[REQUIRED TASK]: Return only these lines: the one that contains "What data populates" and every line after it through the end of the listing, exactly, without pictures.
─── DATASET ENTRIES ───
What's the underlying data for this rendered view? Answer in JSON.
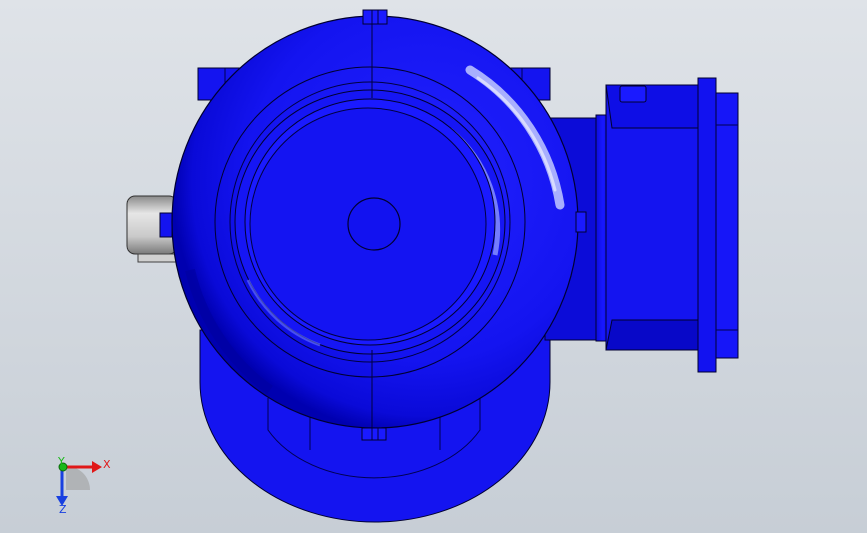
{
  "viewport": {
    "background_top": "#dfe3e8",
    "background_bottom": "#c7ced6"
  },
  "model": {
    "body_color": "#1212f2",
    "dark_color": "#0000c8",
    "edge_color": "#000030",
    "highlight_color": "#aab4ff",
    "boss_color": "#c9c9c9"
  },
  "triad": {
    "x_label": "X",
    "y_label": "Y",
    "z_label": "Z",
    "x_color": "#e01818",
    "y_color": "#18b818",
    "z_color": "#1840e0"
  }
}
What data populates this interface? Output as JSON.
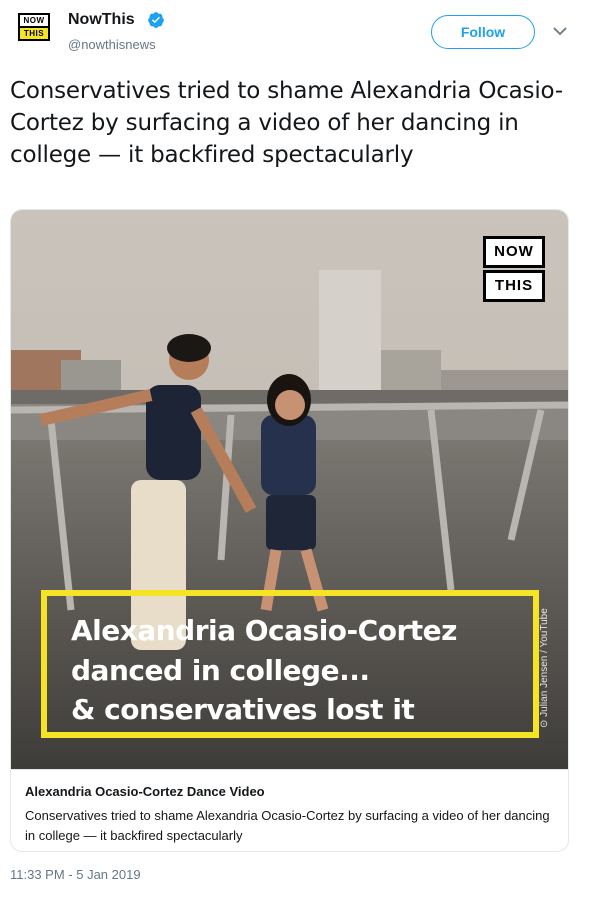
{
  "author": {
    "name": "NowThis",
    "handle": "@nowthisnews",
    "logo_top": "NOW",
    "logo_bottom": "THIS",
    "follow_label": "Follow"
  },
  "tweet": {
    "text": "Conservatives tried to shame Alexandria Ocasio-Cortez by surfacing a video of her dancing in college — it backfired spectacularly",
    "timestamp": "11:33 PM - 5 Jan 2019"
  },
  "card": {
    "overlay_logo_top": "NOW",
    "overlay_logo_bottom": "THIS",
    "caption_lines": [
      "Alexandria Ocasio-Cortez",
      "danced in college...",
      "& conservatives lost it"
    ],
    "credit": "Julian Jensen / YouTube",
    "title": "Alexandria Ocasio-Cortez Dance Video",
    "description": "Conservatives tried to shame Alexandria Ocasio-Cortez by surfacing a video of her dancing in college — it backfired spectacularly"
  },
  "colors": {
    "accent": "#1da1f2",
    "brand_yellow": "#f4e425",
    "muted": "#657786"
  },
  "icons": {
    "verified": "verified-badge-icon",
    "chevron": "chevron-down-icon",
    "copyright": "copyright-icon"
  }
}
───
[OUTPUT OF THE EXERCISE]:
What data populates this interface? Output as JSON.
{
  "author": {
    "name": "NowThis",
    "handle": "@nowthisnews",
    "logo_top": "NOW",
    "logo_bottom": "THIS",
    "follow_label": "Follow"
  },
  "tweet": {
    "text": "Conservatives tried to shame Alexandria Ocasio-Cortez by surfacing a video of her dancing in college — it backfired spectacularly",
    "timestamp": "11:33 PM - 5 Jan 2019"
  },
  "card": {
    "overlay_logo_top": "NOW",
    "overlay_logo_bottom": "THIS",
    "caption_lines": [
      "Alexandria Ocasio-Cortez",
      "danced in college...",
      "& conservatives lost it"
    ],
    "credit": "Julian Jensen / YouTube",
    "title": "Alexandria Ocasio-Cortez Dance Video",
    "description": "Conservatives tried to shame Alexandria Ocasio-Cortez by surfacing a video of her dancing in college — it backfired spectacularly"
  },
  "colors": {
    "accent": "#1da1f2",
    "brand_yellow": "#f4e425",
    "muted": "#657786"
  },
  "icons": {
    "verified": "verified-badge-icon",
    "chevron": "chevron-down-icon",
    "copyright": "copyright-icon"
  }
}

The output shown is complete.